Prompt: Repeat every record below exactly as it appears.

Data excerpts
········
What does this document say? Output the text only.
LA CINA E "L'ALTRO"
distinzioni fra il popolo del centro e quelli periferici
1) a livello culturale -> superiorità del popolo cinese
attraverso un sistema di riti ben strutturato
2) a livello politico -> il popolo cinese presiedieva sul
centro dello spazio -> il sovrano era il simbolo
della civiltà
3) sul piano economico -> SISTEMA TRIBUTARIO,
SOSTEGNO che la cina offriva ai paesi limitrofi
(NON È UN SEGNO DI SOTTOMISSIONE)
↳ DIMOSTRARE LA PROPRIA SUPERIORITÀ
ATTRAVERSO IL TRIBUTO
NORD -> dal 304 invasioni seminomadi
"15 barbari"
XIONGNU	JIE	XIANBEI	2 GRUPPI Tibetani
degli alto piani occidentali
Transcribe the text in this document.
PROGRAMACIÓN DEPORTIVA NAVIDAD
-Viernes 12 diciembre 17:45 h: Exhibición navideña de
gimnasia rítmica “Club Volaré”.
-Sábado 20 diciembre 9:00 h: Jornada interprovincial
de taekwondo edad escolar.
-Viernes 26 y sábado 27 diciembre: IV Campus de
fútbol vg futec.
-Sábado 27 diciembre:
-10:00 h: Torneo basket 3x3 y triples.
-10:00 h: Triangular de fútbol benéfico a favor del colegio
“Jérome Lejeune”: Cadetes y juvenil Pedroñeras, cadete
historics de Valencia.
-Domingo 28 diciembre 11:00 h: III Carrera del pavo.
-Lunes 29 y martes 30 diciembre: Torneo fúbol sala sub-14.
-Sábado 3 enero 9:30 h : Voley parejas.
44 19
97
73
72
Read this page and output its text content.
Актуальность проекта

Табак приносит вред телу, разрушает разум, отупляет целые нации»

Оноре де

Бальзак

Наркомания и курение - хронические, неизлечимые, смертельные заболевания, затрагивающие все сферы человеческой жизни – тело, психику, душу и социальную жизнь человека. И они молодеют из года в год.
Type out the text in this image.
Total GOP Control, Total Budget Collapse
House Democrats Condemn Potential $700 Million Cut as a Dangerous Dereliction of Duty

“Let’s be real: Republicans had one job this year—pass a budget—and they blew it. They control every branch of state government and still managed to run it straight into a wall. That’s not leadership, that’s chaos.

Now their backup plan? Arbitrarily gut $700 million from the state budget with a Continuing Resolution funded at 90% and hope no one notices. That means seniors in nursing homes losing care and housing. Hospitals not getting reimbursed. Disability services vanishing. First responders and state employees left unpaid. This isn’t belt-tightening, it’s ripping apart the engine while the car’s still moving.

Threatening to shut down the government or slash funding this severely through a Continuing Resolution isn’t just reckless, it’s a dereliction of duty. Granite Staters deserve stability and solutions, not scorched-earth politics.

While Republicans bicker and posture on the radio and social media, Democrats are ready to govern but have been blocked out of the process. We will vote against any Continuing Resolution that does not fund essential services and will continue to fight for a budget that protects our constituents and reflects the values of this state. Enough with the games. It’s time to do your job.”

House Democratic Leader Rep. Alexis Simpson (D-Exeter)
········
Exercise answer:
What does this document say? Output the text only.
LA CINA E "L'ALTRO"
distinzioni fra il popolo del centro e quelli periferici
1) a livello culturale -> superiorità del popolo cinese
attraverso un sistema di riti ben strutturato
2) a livello politico -> il popolo cinese presiedieva sul
centro dello spazio -> il sovrano era il simbolo
della civiltà
3) sul piano economico -> SISTEMA TRIBUTARIO,
SOSTEGNO che la cina offriva ai paesi limitrofi
(NON È UN SEGNO DI SOTTOMISSIONE)
↳ DIMOSTRARE LA PROPRIA SUPERIORITÀ
ATTRAVERSO IL TRIBUTO
NORD -> dal 304 invasioni seminomadi
"15 barbari"
XIONGNU	JIE	XIANBEI	2 GRUPPI Tibetani
degli alto piani occidentali
Transcribe the text in this document.
PROGRAMACIÓN DEPORTIVA NAVIDAD
-Viernes 12 diciembre 17:45 h: Exhibición navideña de
gimnasia rítmica “Club Volaré”.
-Sábado 20 diciembre 9:00 h: Jornada interprovincial
de taekwondo edad escolar.
-Viernes 26 y sábado 27 diciembre: IV Campus de
fútbol vg futec.
-Sábado 27 diciembre:
-10:00 h: Torneo basket 3x3 y triples.
-10:00 h: Triangular de fútbol benéfico a favor del colegio
“Jérome Lejeune”: Cadetes y juvenil Pedroñeras, cadete
historics de Valencia.
-Domingo 28 diciembre 11:00 h: III Carrera del pavo.
-Lunes 29 y martes 30 diciembre: Torneo fúbol sala sub-14.
-Sábado 3 enero 9:30 h : Voley parejas.
44 19
97
73
72
Read this page and output its text content.
Актуальность проекта

Табак приносит вред телу, разрушает разум, отупляет целые нации»

Оноре де

Бальзак

Наркомания и курение - хронические, неизлечимые, смертельные заболевания, затрагивающие все сферы человеческой жизни – тело, психику, душу и социальную жизнь человека. И они молодеют из года в год.
Type out the text in this image.
Total GOP Control, Total Budget Collapse
House Democrats Condemn Potential $700 Million Cut as a Dangerous Dereliction of Duty

“Let’s be real: Republicans had one job this year—pass a budget—and they blew it. They control every branch of state government and still managed to run it straight into a wall. That’s not leadership, that’s chaos.

Now their backup plan? Arbitrarily gut $700 million from the state budget with a Continuing Resolution funded at 90% and hope no one notices. That means seniors in nursing homes losing care and housing. Hospitals not getting reimbursed. Disability services vanishing. First responders and state employees left unpaid. This isn’t belt-tightening, it’s ripping apart the engine while the car’s still moving.

Threatening to shut down the government or slash funding this severely through a Continuing Resolution isn’t just reckless, it’s a dereliction of duty. Granite Staters deserve stability and solutions, not scorched-earth politics.

While Republicans bicker and posture on the radio and social media, Democrats are ready to govern but have been blocked out of the process. We will vote against any Continuing Resolution that does not fund essential services and will continue to fight for a budget that protects our constituents and reflects the values of this state. Enough with the games. It’s time to do your job.”

House Democratic Leader Rep. Alexis Simpson (D-Exeter)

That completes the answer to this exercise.